Given task:
Skip the images and return the records below exactly.

[Start of Stored data]

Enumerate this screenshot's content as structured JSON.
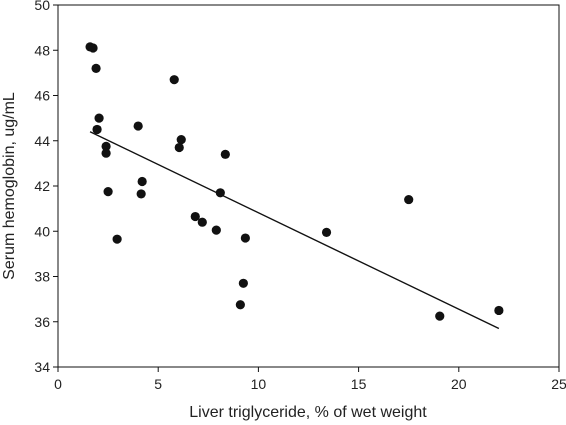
{
  "chart_data": {
    "type": "scatter",
    "title": "",
    "xlabel": "Liver triglyceride, % of wet weight",
    "ylabel": "Serum hemoglobin, ug/mL",
    "xlim": [
      0,
      25
    ],
    "ylim": [
      34,
      50
    ],
    "xticks": [
      0,
      5,
      10,
      15,
      20,
      25
    ],
    "yticks": [
      34,
      36,
      38,
      40,
      42,
      44,
      46,
      48,
      50
    ],
    "grid": false,
    "legend": "none",
    "marker_color": "#111111",
    "series": [
      {
        "points": [
          {
            "x": 1.6,
            "y": 48.15
          },
          {
            "x": 1.75,
            "y": 48.1
          },
          {
            "x": 1.9,
            "y": 47.2
          },
          {
            "x": 2.05,
            "y": 45.0
          },
          {
            "x": 1.95,
            "y": 44.5
          },
          {
            "x": 2.4,
            "y": 43.75
          },
          {
            "x": 2.4,
            "y": 43.45
          },
          {
            "x": 2.5,
            "y": 41.75
          },
          {
            "x": 2.95,
            "y": 39.65
          },
          {
            "x": 4.0,
            "y": 44.65
          },
          {
            "x": 4.2,
            "y": 42.2
          },
          {
            "x": 4.15,
            "y": 41.65
          },
          {
            "x": 5.8,
            "y": 46.7
          },
          {
            "x": 6.15,
            "y": 44.05
          },
          {
            "x": 6.05,
            "y": 43.7
          },
          {
            "x": 6.85,
            "y": 40.65
          },
          {
            "x": 7.2,
            "y": 40.4
          },
          {
            "x": 7.9,
            "y": 40.05
          },
          {
            "x": 8.1,
            "y": 41.7
          },
          {
            "x": 8.35,
            "y": 43.4
          },
          {
            "x": 9.35,
            "y": 39.7
          },
          {
            "x": 9.25,
            "y": 37.7
          },
          {
            "x": 9.1,
            "y": 36.75
          },
          {
            "x": 13.4,
            "y": 39.95
          },
          {
            "x": 17.5,
            "y": 41.4
          },
          {
            "x": 19.05,
            "y": 36.25
          },
          {
            "x": 22.0,
            "y": 36.5
          }
        ]
      }
    ],
    "trendline": {
      "type": "linear",
      "x": [
        1.6,
        22.0
      ],
      "y": [
        44.4,
        35.7
      ]
    }
  }
}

[End of Stored data]

Response to the exercise:
Enumerate this screenshot's content as structured JSON.
{
  "chart_data": {
    "type": "scatter",
    "title": "",
    "xlabel": "Liver triglyceride, % of wet weight",
    "ylabel": "Serum hemoglobin, ug/mL",
    "xlim": [
      0,
      25
    ],
    "ylim": [
      34,
      50
    ],
    "xticks": [
      0,
      5,
      10,
      15,
      20,
      25
    ],
    "yticks": [
      34,
      36,
      38,
      40,
      42,
      44,
      46,
      48,
      50
    ],
    "grid": false,
    "legend": "none",
    "marker_color": "#111111",
    "series": [
      {
        "points": [
          {
            "x": 1.6,
            "y": 48.15
          },
          {
            "x": 1.75,
            "y": 48.1
          },
          {
            "x": 1.9,
            "y": 47.2
          },
          {
            "x": 2.05,
            "y": 45.0
          },
          {
            "x": 1.95,
            "y": 44.5
          },
          {
            "x": 2.4,
            "y": 43.75
          },
          {
            "x": 2.4,
            "y": 43.45
          },
          {
            "x": 2.5,
            "y": 41.75
          },
          {
            "x": 2.95,
            "y": 39.65
          },
          {
            "x": 4.0,
            "y": 44.65
          },
          {
            "x": 4.2,
            "y": 42.2
          },
          {
            "x": 4.15,
            "y": 41.65
          },
          {
            "x": 5.8,
            "y": 46.7
          },
          {
            "x": 6.15,
            "y": 44.05
          },
          {
            "x": 6.05,
            "y": 43.7
          },
          {
            "x": 6.85,
            "y": 40.65
          },
          {
            "x": 7.2,
            "y": 40.4
          },
          {
            "x": 7.9,
            "y": 40.05
          },
          {
            "x": 8.1,
            "y": 41.7
          },
          {
            "x": 8.35,
            "y": 43.4
          },
          {
            "x": 9.35,
            "y": 39.7
          },
          {
            "x": 9.25,
            "y": 37.7
          },
          {
            "x": 9.1,
            "y": 36.75
          },
          {
            "x": 13.4,
            "y": 39.95
          },
          {
            "x": 17.5,
            "y": 41.4
          },
          {
            "x": 19.05,
            "y": 36.25
          },
          {
            "x": 22.0,
            "y": 36.5
          }
        ]
      }
    ],
    "trendline": {
      "type": "linear",
      "x": [
        1.6,
        22.0
      ],
      "y": [
        44.4,
        35.7
      ]
    }
  }
}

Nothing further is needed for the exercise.